Dataset items
──────────

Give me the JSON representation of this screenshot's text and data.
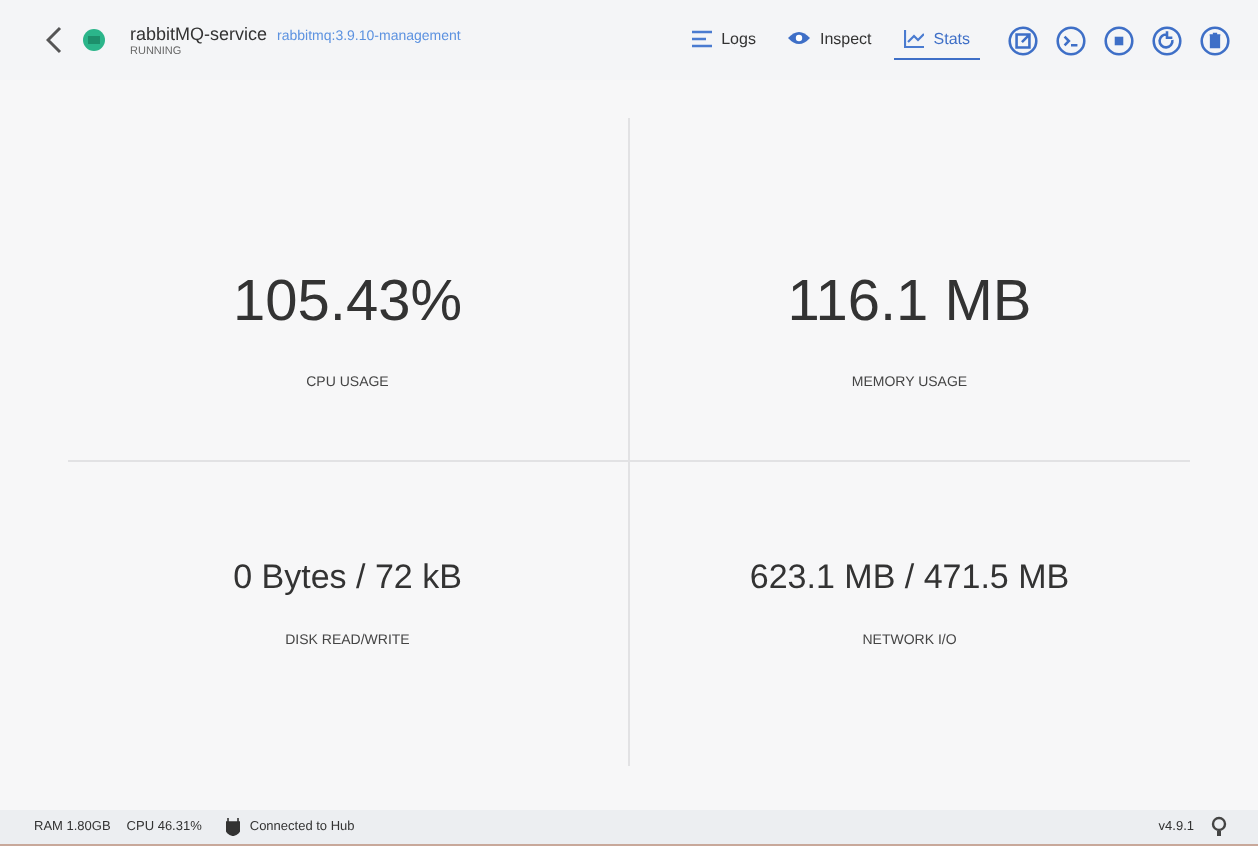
{
  "header": {
    "name": "rabbitMQ-service",
    "image": "rabbitmq:3.9.10-management",
    "status": "RUNNING"
  },
  "tabs": [
    {
      "kind": "logs",
      "label": "Logs",
      "selected": false
    },
    {
      "kind": "inspect",
      "label": "Inspect",
      "selected": false
    },
    {
      "kind": "stats",
      "label": "Stats",
      "selected": true
    }
  ],
  "actions": [
    {
      "kind": "open"
    },
    {
      "kind": "terminal"
    },
    {
      "kind": "stop"
    },
    {
      "kind": "restart"
    },
    {
      "kind": "delete"
    }
  ],
  "stats": [
    {
      "value": "105.43%",
      "label": "CPU USAGE"
    },
    {
      "value": "116.1 MB",
      "label": "MEMORY USAGE"
    },
    {
      "value": "0 Bytes / 72 kB",
      "label": "DISK READ/WRITE"
    },
    {
      "value": "623.1 MB / 471.5 MB",
      "label": "NETWORK I/O"
    }
  ],
  "status_bar": {
    "ram": "RAM 1.80GB",
    "cpu": "CPU 46.31%",
    "connection": "Connected to Hub",
    "version": "v4.9.1"
  }
}
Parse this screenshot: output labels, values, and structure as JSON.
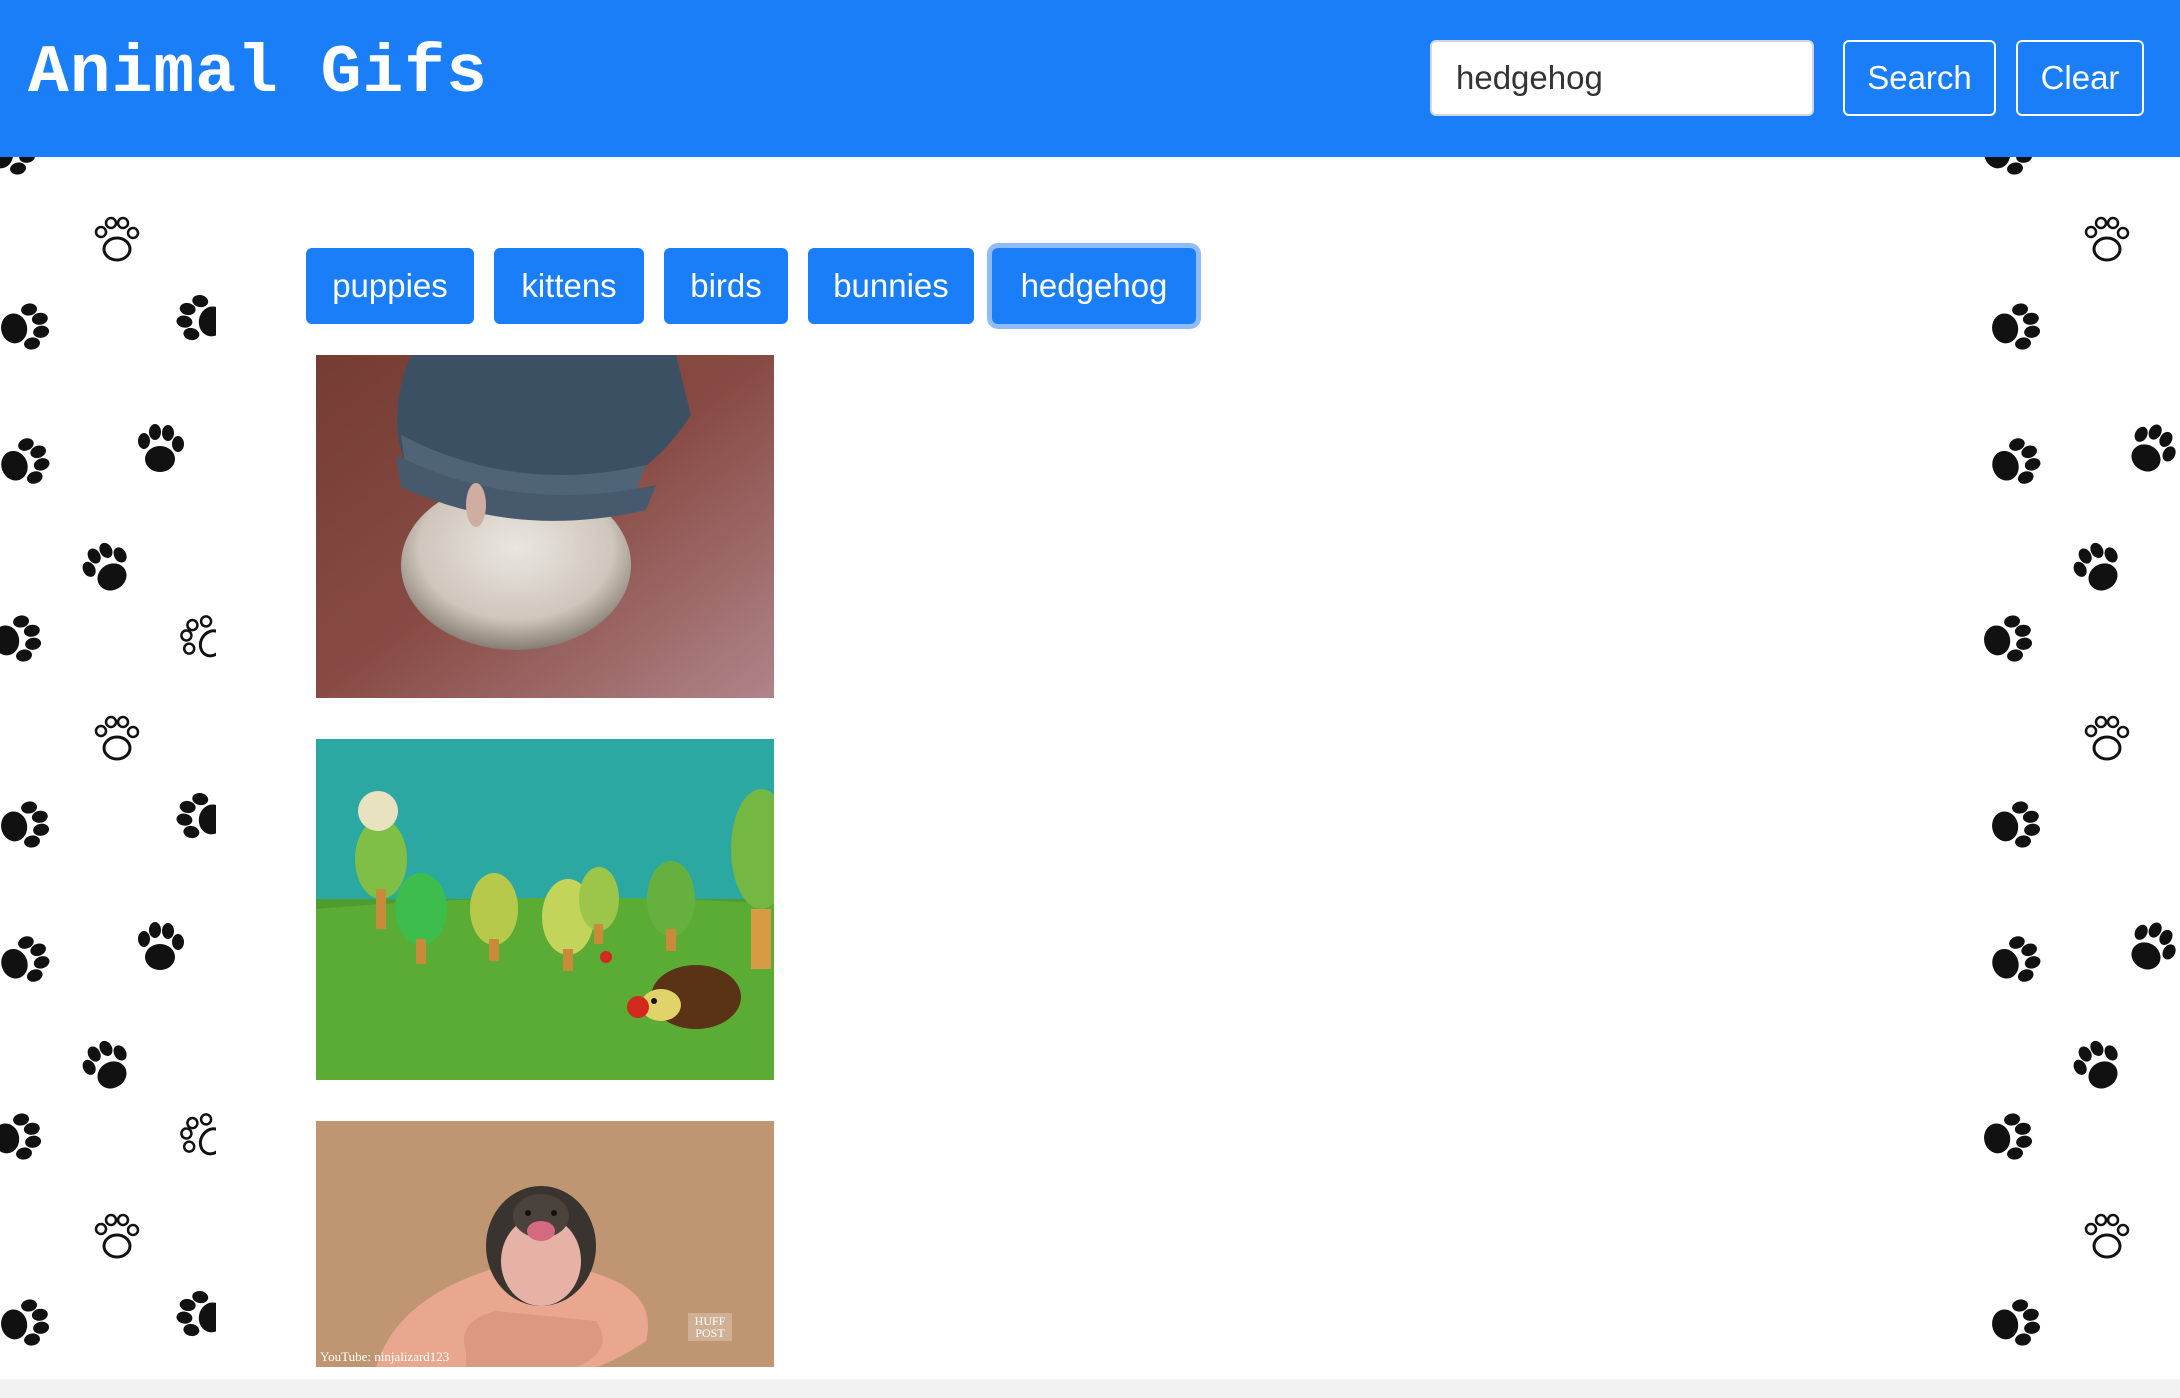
{
  "app": {
    "title": "Animal Gifs"
  },
  "search": {
    "value": "hedgehog",
    "search_label": "Search",
    "clear_label": "Clear"
  },
  "categories": [
    "puppies",
    "kittens",
    "birds",
    "bunnies",
    "hedgehog"
  ],
  "active_category": "hedgehog",
  "gifs": [
    {
      "subject": "hedgehog under knit hat"
    },
    {
      "subject": "knitted hedgehog with knitted trees"
    },
    {
      "subject": "baby hedgehog in hand",
      "caption": "YouTube: ninjalizard123",
      "watermark": "HUFF POST"
    }
  ],
  "colors": {
    "primary": "#197ef8",
    "focus_ring": "#8fbcf8",
    "background": "#ffffff",
    "paw": "#111111"
  },
  "icons": {
    "paw": "paw-print-icon"
  }
}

──────────

→ **What the task requires**
Reproduce every entry word for word, but skip any pictures.

→ **Complete response**
Give me the JSON representation of this screenshot's text and data.
{
  "header": {
    "name": "rabbitMQ-service",
    "image": "rabbitmq:3.9.10-management",
    "status": "RUNNING"
  },
  "tabs": [
    {
      "kind": "logs",
      "label": "Logs",
      "selected": false
    },
    {
      "kind": "inspect",
      "label": "Inspect",
      "selected": false
    },
    {
      "kind": "stats",
      "label": "Stats",
      "selected": true
    }
  ],
  "actions": [
    {
      "kind": "open"
    },
    {
      "kind": "terminal"
    },
    {
      "kind": "stop"
    },
    {
      "kind": "restart"
    },
    {
      "kind": "delete"
    }
  ],
  "stats": [
    {
      "value": "105.43%",
      "label": "CPU USAGE"
    },
    {
      "value": "116.1 MB",
      "label": "MEMORY USAGE"
    },
    {
      "value": "0 Bytes / 72 kB",
      "label": "DISK READ/WRITE"
    },
    {
      "value": "623.1 MB / 471.5 MB",
      "label": "NETWORK I/O"
    }
  ],
  "status_bar": {
    "ram": "RAM 1.80GB",
    "cpu": "CPU 46.31%",
    "connection": "Connected to Hub",
    "version": "v4.9.1"
  }
}
Parse this screenshot: output labels, values, and structure as JSON.
{
  "app": {
    "title": "Animal Gifs"
  },
  "search": {
    "value": "hedgehog",
    "search_label": "Search",
    "clear_label": "Clear"
  },
  "categories": [
    "puppies",
    "kittens",
    "birds",
    "bunnies",
    "hedgehog"
  ],
  "active_category": "hedgehog",
  "gifs": [
    {
      "subject": "hedgehog under knit hat"
    },
    {
      "subject": "knitted hedgehog with knitted trees"
    },
    {
      "subject": "baby hedgehog in hand",
      "caption": "YouTube: ninjalizard123",
      "watermark": "HUFF POST"
    }
  ],
  "colors": {
    "primary": "#197ef8",
    "focus_ring": "#8fbcf8",
    "background": "#ffffff",
    "paw": "#111111"
  },
  "icons": {
    "paw": "paw-print-icon"
  }
}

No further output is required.